— Start Material for the task —

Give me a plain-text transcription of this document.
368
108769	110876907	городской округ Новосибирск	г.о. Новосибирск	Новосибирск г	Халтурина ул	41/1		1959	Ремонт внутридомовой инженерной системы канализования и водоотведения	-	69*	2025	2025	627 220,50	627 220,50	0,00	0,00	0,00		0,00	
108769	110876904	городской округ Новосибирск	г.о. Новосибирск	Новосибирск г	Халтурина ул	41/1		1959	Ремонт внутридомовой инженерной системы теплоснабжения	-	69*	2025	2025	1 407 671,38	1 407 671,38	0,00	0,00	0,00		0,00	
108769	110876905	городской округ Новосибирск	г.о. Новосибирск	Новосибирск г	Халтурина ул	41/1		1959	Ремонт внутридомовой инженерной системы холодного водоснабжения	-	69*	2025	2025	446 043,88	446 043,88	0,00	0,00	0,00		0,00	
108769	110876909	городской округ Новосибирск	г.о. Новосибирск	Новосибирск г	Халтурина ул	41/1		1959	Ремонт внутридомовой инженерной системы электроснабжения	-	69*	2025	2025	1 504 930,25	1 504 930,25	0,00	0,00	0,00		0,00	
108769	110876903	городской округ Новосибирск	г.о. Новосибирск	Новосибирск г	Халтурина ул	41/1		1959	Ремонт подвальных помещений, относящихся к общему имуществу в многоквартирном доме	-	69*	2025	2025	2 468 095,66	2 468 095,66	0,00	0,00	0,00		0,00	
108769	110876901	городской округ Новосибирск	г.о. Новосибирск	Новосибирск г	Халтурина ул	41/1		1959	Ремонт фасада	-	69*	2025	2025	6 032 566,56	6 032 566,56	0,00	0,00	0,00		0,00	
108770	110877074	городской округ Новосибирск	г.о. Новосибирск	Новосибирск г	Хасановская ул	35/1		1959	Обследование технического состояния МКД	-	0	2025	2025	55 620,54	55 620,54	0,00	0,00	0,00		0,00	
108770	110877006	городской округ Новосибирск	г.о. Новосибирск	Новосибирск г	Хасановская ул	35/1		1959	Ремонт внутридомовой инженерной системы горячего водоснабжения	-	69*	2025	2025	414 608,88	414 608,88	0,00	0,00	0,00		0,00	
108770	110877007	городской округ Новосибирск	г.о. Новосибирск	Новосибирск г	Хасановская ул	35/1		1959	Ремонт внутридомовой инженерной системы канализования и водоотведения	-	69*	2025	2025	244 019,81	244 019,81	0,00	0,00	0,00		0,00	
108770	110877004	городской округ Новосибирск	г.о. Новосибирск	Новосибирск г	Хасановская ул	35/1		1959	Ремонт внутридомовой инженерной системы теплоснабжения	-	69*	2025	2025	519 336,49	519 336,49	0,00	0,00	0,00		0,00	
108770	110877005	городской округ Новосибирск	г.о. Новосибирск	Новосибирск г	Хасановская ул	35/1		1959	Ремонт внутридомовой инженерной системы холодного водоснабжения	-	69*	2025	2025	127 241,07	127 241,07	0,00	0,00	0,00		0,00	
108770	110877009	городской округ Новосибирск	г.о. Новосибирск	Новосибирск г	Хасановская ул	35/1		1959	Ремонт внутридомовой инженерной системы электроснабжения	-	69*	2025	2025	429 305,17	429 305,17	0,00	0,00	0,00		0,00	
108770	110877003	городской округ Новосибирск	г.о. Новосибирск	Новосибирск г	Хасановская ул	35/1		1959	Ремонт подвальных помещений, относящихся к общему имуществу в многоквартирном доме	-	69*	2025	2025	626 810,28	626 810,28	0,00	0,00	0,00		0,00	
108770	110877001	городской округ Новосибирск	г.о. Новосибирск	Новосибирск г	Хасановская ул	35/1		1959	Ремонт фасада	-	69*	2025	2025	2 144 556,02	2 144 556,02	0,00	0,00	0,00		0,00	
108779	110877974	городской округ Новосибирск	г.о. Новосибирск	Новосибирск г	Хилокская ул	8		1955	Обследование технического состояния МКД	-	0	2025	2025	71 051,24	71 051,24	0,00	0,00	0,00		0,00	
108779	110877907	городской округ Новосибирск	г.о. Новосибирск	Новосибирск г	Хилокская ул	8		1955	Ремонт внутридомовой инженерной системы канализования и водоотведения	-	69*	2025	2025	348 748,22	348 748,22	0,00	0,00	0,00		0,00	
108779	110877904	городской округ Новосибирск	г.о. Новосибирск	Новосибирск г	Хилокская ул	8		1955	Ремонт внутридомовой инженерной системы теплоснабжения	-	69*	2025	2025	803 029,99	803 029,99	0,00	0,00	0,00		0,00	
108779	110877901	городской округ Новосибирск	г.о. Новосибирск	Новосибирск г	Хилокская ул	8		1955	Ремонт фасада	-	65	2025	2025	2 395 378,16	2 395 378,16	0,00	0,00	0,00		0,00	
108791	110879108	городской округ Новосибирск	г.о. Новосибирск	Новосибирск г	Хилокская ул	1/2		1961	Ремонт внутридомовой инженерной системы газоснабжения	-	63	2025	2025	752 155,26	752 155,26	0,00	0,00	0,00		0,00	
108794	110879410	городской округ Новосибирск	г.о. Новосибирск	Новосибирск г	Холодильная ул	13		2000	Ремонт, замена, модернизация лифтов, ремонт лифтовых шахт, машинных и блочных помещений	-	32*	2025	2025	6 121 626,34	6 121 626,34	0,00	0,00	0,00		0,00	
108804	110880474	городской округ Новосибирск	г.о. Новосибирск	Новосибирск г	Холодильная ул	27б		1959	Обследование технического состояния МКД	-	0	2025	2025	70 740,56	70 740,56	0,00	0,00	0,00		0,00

— End Material for the task —

Required task: Report how many lines in the listing include the word "Обследование". Give nothing but the count.

Output below: 3